[Written instruction]
Report every line in the records below that contains the string "מסלול", copying each such line in full. Case counts.

[Extracted information]
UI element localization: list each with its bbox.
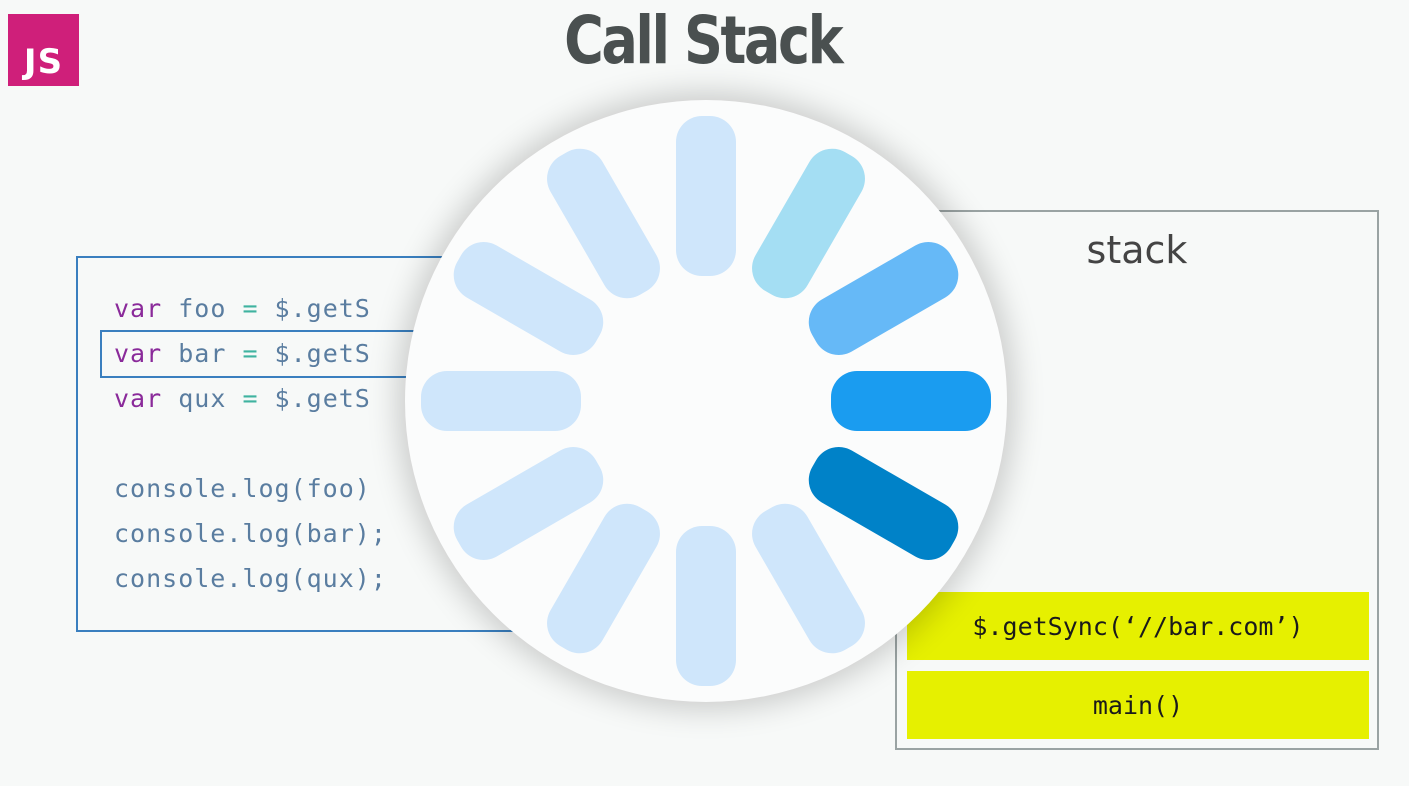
code-line: var foo = $.getS: [114, 294, 371, 323]
spinner-spoke: [752, 148, 865, 299]
spinner-spoke: [421, 371, 581, 431]
code-line: var qux = $.getS: [114, 384, 371, 413]
spinner-spoke: [676, 526, 736, 686]
spinner-spoke: [547, 503, 660, 654]
code-token: $.getS: [258, 294, 371, 323]
spinner-spoke: [752, 503, 865, 654]
page-title: Call Stack: [564, 2, 843, 79]
spinner-spoke: [808, 447, 959, 560]
code-token: [226, 294, 242, 323]
code-token: [226, 339, 242, 368]
spinner-spoke: [453, 242, 604, 355]
stack-label: stack: [1086, 228, 1188, 272]
code-line: console.log(qux);: [114, 564, 387, 593]
loading-spinner-icon: [421, 116, 991, 686]
spinner-spoke: [676, 116, 736, 276]
code-line: console.log(bar);: [114, 519, 387, 548]
spinner-spoke: [453, 447, 604, 560]
code-token: [226, 384, 242, 413]
code-line: console.log(foo): [114, 474, 371, 503]
spinner-spoke: [831, 371, 991, 431]
code-line: var bar = $.getS: [114, 339, 371, 368]
code-token: var: [114, 294, 163, 323]
code-token: console.log(bar);: [114, 519, 387, 548]
code-token: [162, 294, 178, 323]
code-token: console.log(foo): [114, 474, 371, 503]
spinner-spoke: [808, 242, 959, 355]
code-token: foo: [178, 294, 227, 323]
code-token: =: [242, 339, 259, 368]
code-token: $.getS: [258, 384, 371, 413]
code-token: [162, 384, 178, 413]
stack-frame: $.getSync(‘//bar.com’): [907, 592, 1369, 660]
code-token: qux: [178, 384, 227, 413]
code-token: $.getS: [258, 339, 371, 368]
code-token: =: [242, 384, 259, 413]
spinner-spoke: [547, 148, 660, 299]
code-token: var: [114, 339, 163, 368]
spinner-overlay: [405, 100, 1007, 702]
js-logo: JS: [8, 14, 79, 86]
code-token: =: [242, 294, 259, 323]
code-token: bar: [178, 339, 227, 368]
code-token: [162, 339, 178, 368]
stack-frame: main(): [907, 671, 1369, 739]
code-token: var: [114, 384, 163, 413]
code-token: console.log(qux);: [114, 564, 387, 593]
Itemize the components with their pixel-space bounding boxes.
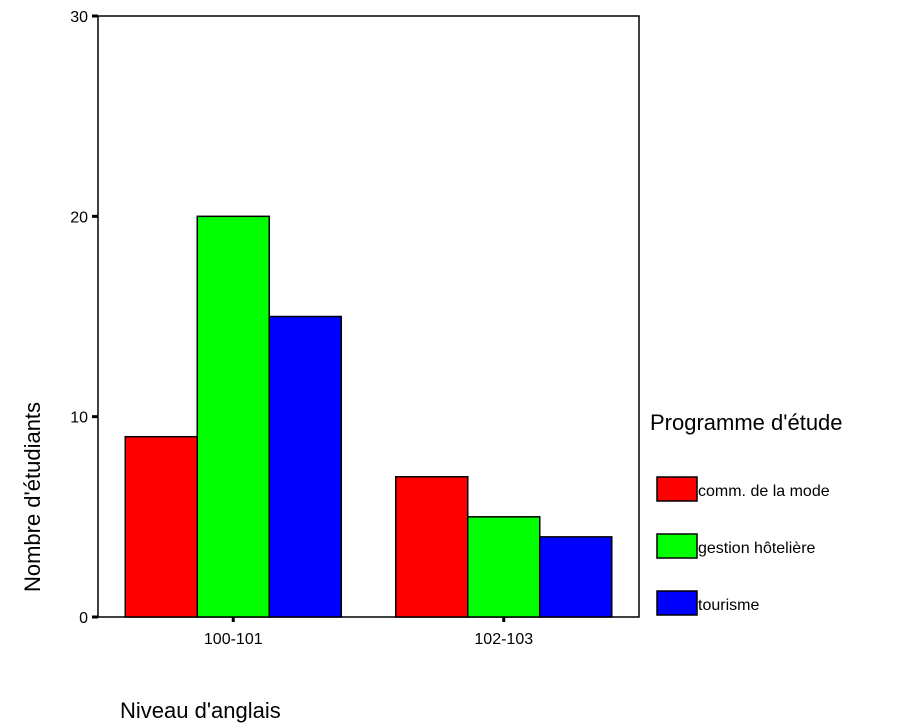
x-axis: 100-101 102-103: [204, 617, 533, 648]
x-tick-label: 100-101: [204, 631, 263, 648]
legend-swatch: [656, 476, 698, 502]
bar-102-103-series-2: [467, 516, 541, 618]
y-tick-label: 20: [70, 209, 88, 226]
legend-label: tourisme: [698, 597, 759, 614]
y-axis: 0 10 20 30: [70, 9, 98, 627]
legend-swatch: [656, 590, 698, 616]
legend-title: Programme d'étude: [650, 410, 843, 435]
bar-100-101-series-2: [196, 215, 270, 618]
legend-swatch: [656, 533, 698, 559]
y-tick-label: 0: [79, 610, 88, 627]
bars: [124, 215, 613, 618]
bar-100-101-series-1: [124, 435, 198, 618]
bar-102-103-series-3: [539, 536, 613, 618]
legend: comm. de la mode gestion hôtelière tourism…: [656, 476, 830, 616]
bar-100-101-series-3: [268, 315, 342, 618]
y-tick-label: 30: [70, 9, 88, 26]
bar-102-103-series-1: [395, 476, 469, 618]
legend-label: comm. de la mode: [698, 483, 830, 500]
legend-label: gestion hôtelière: [698, 540, 816, 557]
plot-frame: [97, 15, 640, 618]
y-axis-title: Nombre d'étudiants: [20, 402, 45, 592]
x-tick-label: 102-103: [474, 631, 533, 648]
y-tick-label: 10: [70, 410, 88, 427]
x-axis-title: Niveau d'anglais: [120, 698, 281, 723]
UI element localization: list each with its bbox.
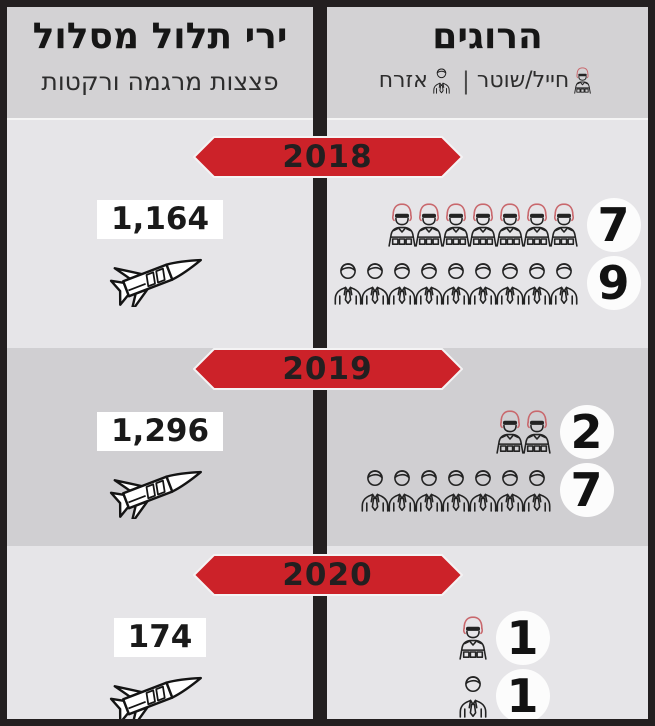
rocket-fire-column-2019: 1,296 [7,390,313,519]
soldier-icon [442,202,470,248]
soldier-icon [388,202,416,248]
rocket-icon [107,243,213,307]
rocket-fire-subtitle: פצצות מרגמה ורקטות [41,66,279,96]
civilian-icon [469,467,497,513]
rocket-fire-column-2020: 174 [7,596,313,725]
civilian-count-badge: 7 [559,463,614,517]
civilian-icons [335,260,578,306]
civilian-icon [361,260,389,306]
civilian-icons [460,673,487,719]
civilian-icon [433,67,450,94]
civilian-icon [469,260,497,306]
civilian-count-badge: 9 [586,256,641,310]
civilian-count-badge: 1 [495,669,550,719]
pictogram-block-2020: 1 1 [460,611,550,719]
soldier-icon [574,67,591,94]
header-fatalities: הרוגים חייל/שוטר | אזרח [327,7,648,118]
soldier-count-badge: 1 [495,611,550,665]
soldier-icon [415,202,443,248]
civilian-icon [550,260,578,306]
civilian-icon [496,260,524,306]
soldier-icons [497,409,551,455]
fatalities-column-2020: 1 1 [327,596,648,719]
fatalities-column-2019: 2 7 [327,390,648,519]
year-banner-2020: 2020 [193,554,463,596]
section-2020-body: 174 1 1 [7,596,648,725]
civilian-row-2018: 9 [335,256,641,310]
soldier-icon [469,202,497,248]
civilian-icon [496,467,524,513]
section-2020: 2020 174 1 1 [7,554,648,725]
civilian-icon [334,260,362,306]
legend-separator: | [461,66,470,95]
soldier-icon [496,409,524,455]
civilian-row-2019: 7 [362,463,614,517]
year-banner-2019: 2019 [193,348,463,390]
civilian-icons [362,467,551,513]
pictogram-block-2019: 2 7 [362,405,614,517]
soldier-count-badge: 2 [559,405,614,459]
section-2018: 2018 1,164 7 9 [7,136,648,340]
rocket-fire-column-2018: 1,164 [7,178,313,310]
civilian-icon [415,467,443,513]
soldier-icons [460,615,487,661]
rocket-icon [107,455,213,519]
fatalities-title: הרוגים [432,16,543,57]
soldier-row-2020: 1 [460,611,550,665]
year-banner-2018: 2018 [193,136,463,178]
civilian-icon [442,467,470,513]
rocket-fire-title: ירי תלול מסלול [32,16,288,57]
header: ירי תלול מסלול פצצות מרגמה ורקטות הרוגים… [7,7,648,118]
rocket-icon [107,661,213,725]
civilian-icon [523,467,551,513]
launch-count-2018: 1,164 [96,200,224,240]
soldier-icon [550,202,578,248]
legend: חייל/שוטר | אזרח [379,67,597,95]
civilian-row-2020: 1 [460,669,550,719]
civilian-icon [523,260,551,306]
section-2019: 2019 1,296 2 7 [7,348,648,546]
soldier-icon [523,409,551,455]
year-label: 2019 [282,351,373,387]
year-label: 2020 [282,557,373,593]
soldier-row-2019: 2 [497,405,614,459]
legend-civilian-label: אזרח [378,68,428,94]
section-2019-body: 1,296 2 7 [7,390,648,519]
soldier-icon [459,615,487,661]
soldier-count-badge: 7 [586,198,641,252]
soldier-icons [389,202,578,248]
civilian-icon [388,260,416,306]
civilian-icon [442,260,470,306]
launch-count-2019: 1,296 [96,412,224,452]
soldier-icon [523,202,551,248]
civilian-icon [415,260,443,306]
civilian-icon [361,467,389,513]
header-rocket-fire: ירי תלול מסלול פצצות מרגמה ורקטות [7,7,313,118]
launch-count-2020: 174 [113,618,207,658]
soldier-icon [496,202,524,248]
pictogram-block-2018: 7 9 [335,198,641,310]
fatalities-column-2018: 7 9 [327,178,648,310]
section-2018-body: 1,164 7 9 [7,178,648,310]
legend-soldier-label: חייל/שוטר [476,68,570,94]
year-label: 2018 [282,139,373,175]
soldier-row-2018: 7 [389,198,641,252]
civilian-icon [459,673,487,719]
civilian-icon [388,467,416,513]
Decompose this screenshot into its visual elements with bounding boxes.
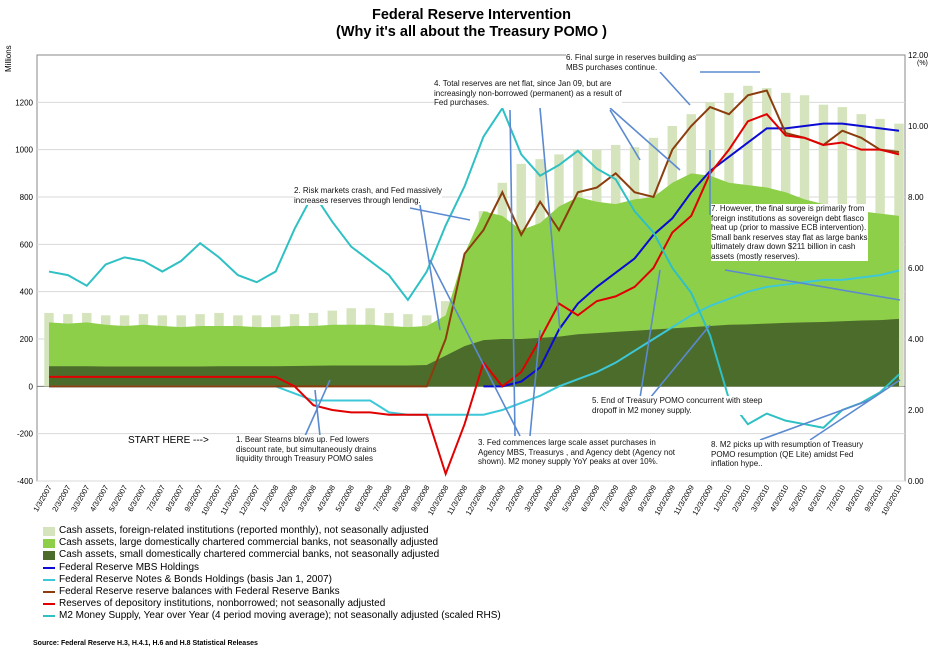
y-right-tick-label: 4.00 [908, 335, 924, 344]
annotation-arrow [609, 107, 681, 171]
annotation-arrow [639, 269, 661, 399]
y-tick-label: 200 [20, 335, 34, 344]
y-right-tick-label: 2.00 [908, 406, 924, 415]
legend-label: Cash assets, foreign-related institution… [59, 525, 429, 536]
annotation-8: 8. M2 picks up with resumption of Treasu… [711, 440, 864, 469]
legend-item: Federal Reserve Notes & Bonds Holdings (… [43, 574, 501, 586]
legend-swatch [43, 538, 55, 548]
y-tick-label: 0 [29, 382, 34, 391]
annotation-arrow [539, 107, 561, 331]
annotation-arrow [429, 259, 521, 437]
annotation-arrow [724, 269, 901, 301]
annotation-3: 3. Fed commences large scale asset purch… [478, 438, 675, 467]
y-right-tick-label: 6.00 [908, 264, 924, 273]
line-series [49, 112, 900, 477]
annotation-1: 1. Bear Stearns blows up. Fed lowers dis… [236, 435, 377, 464]
annotation-5: 5. End of Treasury POMO concurrent with … [592, 396, 763, 415]
chart-subtitle: (Why it's all about the Treasury POMO ) [336, 24, 607, 40]
y-tick-label: 600 [20, 240, 34, 249]
legend-label: Federal Reserve MBS Holdings [59, 561, 200, 573]
legend-item: M2 Money Supply, Year over Year (4 perio… [43, 610, 501, 622]
legend-swatch [43, 526, 55, 536]
source-note: Source: Federal Reserve H.3, H.4.1, H.6 … [33, 640, 258, 647]
annotation-arrow [649, 324, 711, 399]
y-right-tick-label: 12.00 [908, 51, 929, 60]
legend-swatch [43, 566, 55, 569]
y-tick-label: 1000 [15, 146, 33, 155]
line-series [49, 89, 900, 388]
area-small-bank-cash [49, 318, 899, 387]
legend-item: Cash assets, small domestically chartere… [43, 549, 501, 561]
y-right-tick-label: 8.00 [908, 193, 924, 202]
legend-label: M2 Money Supply, Year over Year (4 perio… [59, 610, 501, 622]
start-here-label: START HERE ---> [128, 435, 209, 446]
y-tick-label: 1200 [15, 98, 33, 107]
annotation-arrow [419, 204, 441, 331]
y-tick-label: -400 [17, 477, 34, 486]
annotation-arrow [659, 71, 691, 106]
annotation-4: 4. Total reserves are net flat, since Ja… [434, 79, 622, 108]
annotation-arrow [809, 379, 901, 441]
legend-item: Federal Reserve reserve balances with Fe… [43, 586, 501, 598]
line-series [48, 106, 900, 429]
legend: Cash assets, foreign-related institution… [43, 525, 501, 623]
legend-label: Federal Reserve Notes & Bonds Holdings (… [59, 573, 332, 585]
chart-title: Federal Reserve Intervention [371, 7, 572, 23]
y-tick-label: 400 [20, 288, 34, 297]
legend-item: Cash assets, large domestically chartere… [43, 537, 501, 549]
annotation-arrow [759, 399, 871, 441]
legend-swatch [43, 550, 55, 560]
legend-label: Reserves of depository institutions, non… [59, 598, 386, 610]
y-tick-label: 800 [20, 193, 34, 202]
annotation-arrow [529, 329, 541, 437]
legend-item: Cash assets, foreign-related institution… [43, 525, 501, 537]
legend-label: Federal Reserve reserve balances with Fe… [59, 585, 340, 597]
y-right-tick-label: 0.00 [908, 477, 924, 486]
annotation-2: 2. Risk markets crash, and Fed massively… [294, 186, 443, 205]
legend-item: Reserves of depository institutions, non… [43, 598, 501, 610]
legend-swatch [43, 591, 55, 594]
y-right-tick-label: 10.00 [908, 122, 929, 131]
annotation-arrow [314, 389, 321, 437]
y-axis-label: Millions [4, 45, 13, 72]
annotation-arrow [304, 379, 331, 437]
y-tick-label: -200 [17, 430, 34, 439]
annotation-arrow [609, 109, 641, 161]
legend-label: Cash assets, large domestically chartere… [59, 537, 439, 549]
y-axis-label-right: (%) [917, 60, 928, 67]
line-series [483, 122, 900, 388]
annotation-7: 7. However, the final surge is primarily… [711, 204, 868, 261]
legend-label: Cash assets, small domestically chartere… [59, 549, 440, 561]
legend-item: Federal Reserve MBS Holdings [43, 562, 501, 574]
legend-swatch [43, 603, 55, 606]
annotation-arrow [509, 109, 516, 437]
annotation-6: 6. Final surge in reserves building as M… [566, 53, 697, 72]
legend-swatch [43, 615, 55, 618]
legend-swatch [43, 578, 55, 581]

[Exercise output]
rocket-fire-title: ירי תלול מסלול [32,16,288,57]
header: ירי תלול מסלול פצצות מרגמה ורקטות הרוגים… [7,7,648,118]
header-rocket-fire: ירי תלול מסלול פצצות מרגמה ורקטות [7,7,313,118]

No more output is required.